**Given request**
Gather all lines from the material that contain the word "your".

**Data rows**
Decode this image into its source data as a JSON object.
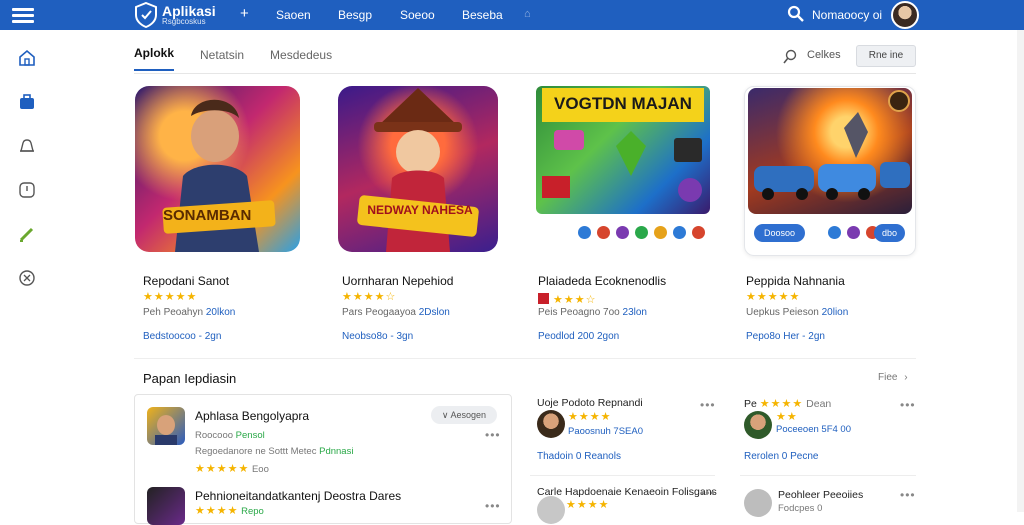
{
  "header": {
    "logo_title": "Aplikasi",
    "logo_sub": "Rsgbcoskus",
    "plus": "+",
    "nav": [
      "Saoen",
      "Besgp",
      "Soeoo",
      "Beseba"
    ],
    "nav_dim": "⌂",
    "user_name": "Nomaoocy oi"
  },
  "tabs": {
    "items": [
      "Aplokk",
      "Netatsin",
      "Mesdedeus"
    ],
    "search_text": "Celkes",
    "filter_label": "Rne ine"
  },
  "games": [
    {
      "title": "Repodani Sanot",
      "logo_text": "SONAMBAN",
      "stars": "★★★★★",
      "meta_prefix": "Peh Peoahyn",
      "meta_value": "20lkon",
      "link": "Bedstoocoo - 2gn"
    },
    {
      "title": "Uornharan Nepehiod",
      "logo_text": "NEDWAY NAHESA",
      "stars": "★★★★☆",
      "meta_prefix": "Pars Peogaayoa",
      "meta_value": "2Dslon",
      "link": "Neobso8o - 3gn"
    },
    {
      "title": "Plaiadeda Ecoknenodlis",
      "logo_text": "VOGTDN MAJAN",
      "stars": "★★★☆",
      "meta_prefix": "Peis Peoagno 7oo",
      "meta_value": "23lon",
      "link": "Peodlod 200 2gon"
    },
    {
      "title": "Peppida Nahnania",
      "badge_label": "Doosoo",
      "badge2_label": "dbo",
      "stars": "★★★★★",
      "meta_prefix": "Uepkus Peieson",
      "meta_value": "20lion",
      "link": "Pepo8o Her - 2gn"
    }
  ],
  "section": {
    "title": "Papan Iepdiasin",
    "more": "Fiee"
  },
  "list": [
    {
      "title": "Aphlasa Bengolyapra",
      "sub1_prefix": "Roocooo",
      "sub1_tag": "Pensol",
      "sub2_prefix": "Regoedanore ne Sottt Metec",
      "sub2_tag": "Pdnnasi",
      "stars": "★★★★★",
      "stars_note": "Eoo",
      "badge": "Aesogen"
    },
    {
      "title": "Pehnioneitandatkantenj Deostra Dares",
      "stars": "★★★★",
      "stars_note": "Repo"
    }
  ],
  "col2": [
    {
      "title": "Uoje Podoto Repnandi",
      "stars": "★★★★",
      "blue": "Paoosnuh 7SEA0"
    },
    {
      "link": "Thadoin 0 Reanols"
    },
    {
      "title": "Carle Hapdoenaie Kenaeoin Folisgans"
    }
  ],
  "col3": [
    {
      "title_prefix": "Pe",
      "stars": "★★★★",
      "title_suffix": "Dean",
      "stars2": "★★",
      "blue": "Poceeoen 5F4 00"
    },
    {
      "link": "Rerolen 0 Pecne"
    },
    {
      "title": "Peohleer Peeoiies",
      "blue": "Fodcpes 0"
    }
  ],
  "colors": {
    "accent": "#1f5fbf",
    "star": "#f5b400",
    "ok": "#29a847"
  },
  "icons": {
    "rail": [
      "home-icon",
      "apps-icon",
      "bell-icon",
      "clock-icon",
      "pen-icon",
      "settings-icon"
    ]
  }
}
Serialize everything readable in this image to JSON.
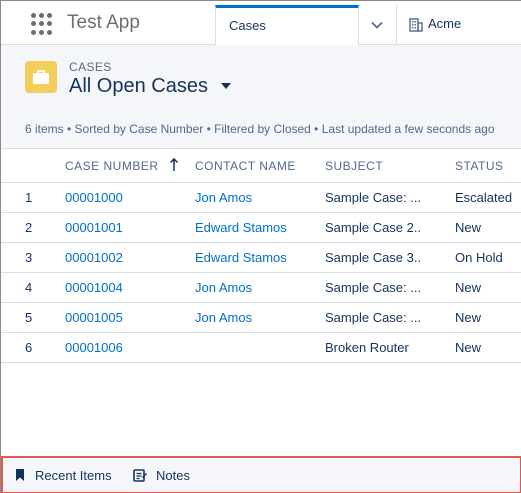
{
  "app": {
    "name": "Test App"
  },
  "tabs": [
    {
      "label": "Cases",
      "active": true
    },
    {
      "label": "Acme",
      "icon": "building-icon"
    }
  ],
  "list_view": {
    "object_label": "CASES",
    "title": "All Open Cases",
    "meta": "6 items • Sorted by Case Number • Filtered by Closed • Last updated a few seconds ago",
    "columns": [
      "CASE NUMBER",
      "CONTACT NAME",
      "SUBJECT",
      "STATUS"
    ],
    "sort": {
      "column": "CASE NUMBER",
      "direction": "ascending"
    },
    "rows": [
      {
        "num": "1",
        "case_number": "00001000",
        "contact": "Jon Amos",
        "subject": "Sample Case: ...",
        "status": "Escalated"
      },
      {
        "num": "2",
        "case_number": "00001001",
        "contact": "Edward Stamos",
        "subject": "Sample Case 2...",
        "status": "New"
      },
      {
        "num": "3",
        "case_number": "00001002",
        "contact": "Edward Stamos",
        "subject": "Sample Case 3...",
        "status": "On Hold"
      },
      {
        "num": "4",
        "case_number": "00001004",
        "contact": "Jon Amos",
        "subject": "Sample Case: ...",
        "status": "New"
      },
      {
        "num": "5",
        "case_number": "00001005",
        "contact": "Jon Amos",
        "subject": "Sample Case: ...",
        "status": "New"
      },
      {
        "num": "6",
        "case_number": "00001006",
        "contact": "",
        "subject": "Broken Router",
        "status": "New"
      }
    ]
  },
  "utility_bar": {
    "items": [
      {
        "label": "Recent Items",
        "icon": "bookmark-icon"
      },
      {
        "label": "Notes",
        "icon": "note-icon"
      }
    ]
  },
  "colors": {
    "link": "#0070d2",
    "text": "#16325c",
    "muted": "#54698d",
    "header_bg": "#f4f6f9",
    "case_icon_bg": "#f2cf5b",
    "highlight_border": "#e05a52",
    "active_tab": "#0070d2"
  }
}
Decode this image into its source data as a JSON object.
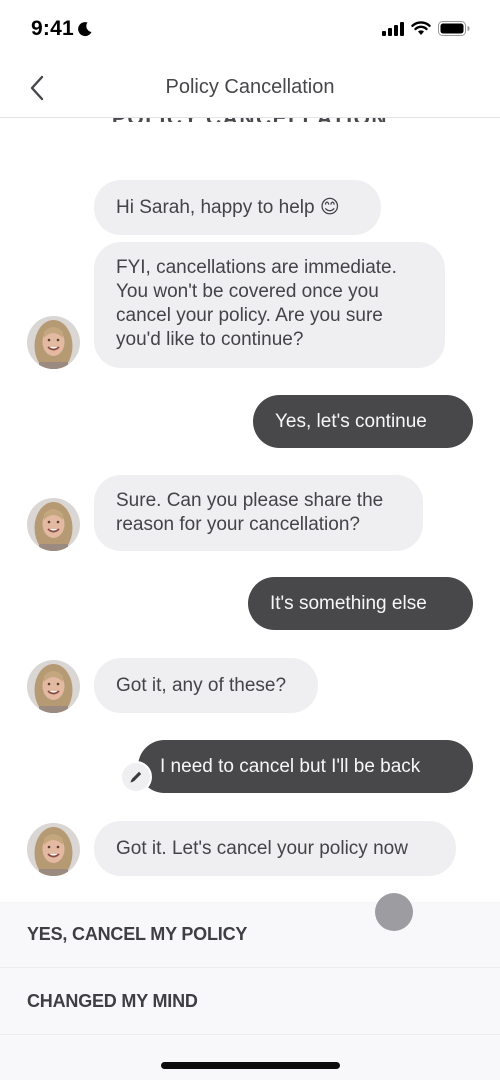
{
  "status_bar": {
    "time": "9:41",
    "icons": [
      "moon-icon",
      "cellular-signal-icon",
      "wifi-icon",
      "battery-icon"
    ]
  },
  "nav": {
    "back_icon": "chevron-left-icon",
    "title": "Policy Cancellation"
  },
  "scrolled_header": "POLICY CANCELLATION",
  "messages": [
    {
      "sender": "bot",
      "text": "Hi Sarah, happy to help 😊"
    },
    {
      "sender": "bot",
      "lines": [
        "FYI, cancellations are immediate.",
        "You won't be covered once you",
        "cancel your policy. Are you sure",
        "you'd like to continue?"
      ],
      "avatar": true
    },
    {
      "sender": "user",
      "text": "Yes, let's continue"
    },
    {
      "sender": "bot",
      "lines": [
        "Sure. Can you please share the",
        "reason for your cancellation?"
      ],
      "avatar": true
    },
    {
      "sender": "user",
      "text": "It's something else"
    },
    {
      "sender": "bot",
      "text": "Got it, any of these?",
      "avatar": true
    },
    {
      "sender": "user",
      "text": "I need to cancel but I'll be back",
      "editable": true,
      "edit_icon": "pencil-icon"
    },
    {
      "sender": "bot",
      "text": "Got it. Let's cancel your policy now",
      "avatar": true
    }
  ],
  "options": [
    {
      "label": "YES, CANCEL MY POLICY"
    },
    {
      "label": "CHANGED MY MIND"
    }
  ],
  "colors": {
    "bot_bubble": "#efeef1",
    "user_bubble": "#48474a",
    "options_bg": "#f8f7fa",
    "text_dark": "#3f3e42"
  }
}
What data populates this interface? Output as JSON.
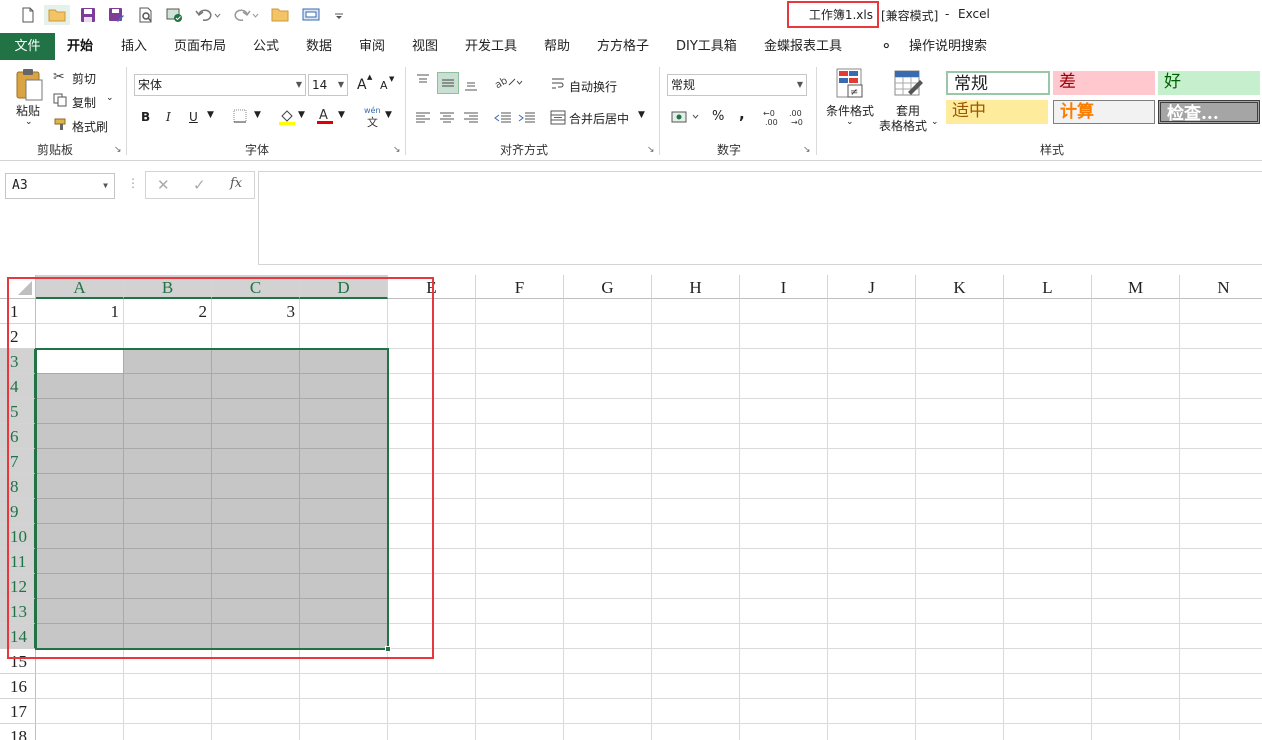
{
  "window": {
    "filename": "工作簿1.xls",
    "mode": "[兼容模式]",
    "separator": "-",
    "app": "Excel"
  },
  "quick_access": {
    "icons": [
      "new-file-icon",
      "open-folder-icon",
      "save-icon",
      "save-as-icon",
      "print-preview-icon",
      "compat-check-icon",
      "undo-icon",
      "redo-icon",
      "folder-icon",
      "screen-capture-icon",
      "customize-qat-icon"
    ]
  },
  "tabs": {
    "file": "文件",
    "home": "开始",
    "insert": "插入",
    "page_layout": "页面布局",
    "formulas": "公式",
    "data": "数据",
    "review": "审阅",
    "view": "视图",
    "developer": "开发工具",
    "help": "帮助",
    "ffgz": "方方格子",
    "diy": "DIY工具箱",
    "kingdee": "金蝶报表工具",
    "tell_me": "操作说明搜索"
  },
  "clipboard": {
    "paste": "粘贴",
    "cut": "剪切",
    "copy": "复制",
    "format_painter": "格式刷",
    "group": "剪贴板"
  },
  "font": {
    "name": "宋体",
    "size": "14",
    "group": "字体",
    "bold": "B",
    "italic": "I",
    "underline": "U",
    "grow": "A",
    "shrink": "A",
    "phonetic": "wén"
  },
  "alignment": {
    "wrap": "自动换行",
    "merge": "合并后居中",
    "group": "对齐方式"
  },
  "number": {
    "format": "常规",
    "percent": "%",
    "comma": ",",
    "group": "数字"
  },
  "styles": {
    "conditional": "条件格式",
    "table_format_1": "套用",
    "table_format_2": "表格格式",
    "group": "样式",
    "normal": "常规",
    "bad": "差",
    "good": "好",
    "neutral": "适中",
    "calculation": "计算",
    "check": "检查...",
    "colors": {
      "normal_border": "#9bc7a9",
      "bad_bg": "#ffc7ce",
      "bad_fg": "#9c0006",
      "good_bg": "#c6efce",
      "good_fg": "#006100",
      "neutral_bg": "#ffeb9c",
      "neutral_fg": "#9c5700",
      "calc_bg": "#f2f2f2",
      "calc_fg": "#fa7d00",
      "check_bg": "#a5a5a5",
      "check_fg": "#ffffff"
    }
  },
  "formula_bar": {
    "name_box": "A3",
    "fx": "fx",
    "content": ""
  },
  "sheet": {
    "columns": [
      "A",
      "B",
      "C",
      "D",
      "E",
      "F",
      "G",
      "H",
      "I",
      "J",
      "K",
      "L",
      "M",
      "N"
    ],
    "rows": [
      "1",
      "2",
      "3",
      "4",
      "5",
      "6",
      "7",
      "8",
      "9",
      "10",
      "11",
      "12",
      "13",
      "14",
      "15",
      "16",
      "17",
      "18"
    ],
    "cells": {
      "A1": "1",
      "B1": "2",
      "C1": "3"
    },
    "selection": "A3:D14",
    "active_cell": "A3",
    "accent": "#217346",
    "highlight": "#e8383d"
  }
}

**Finished exercise**
        "cancel your policy. Are you sure",
        "reason for your cancellation?"
      "text": "Got it. Let's cancel your policy now",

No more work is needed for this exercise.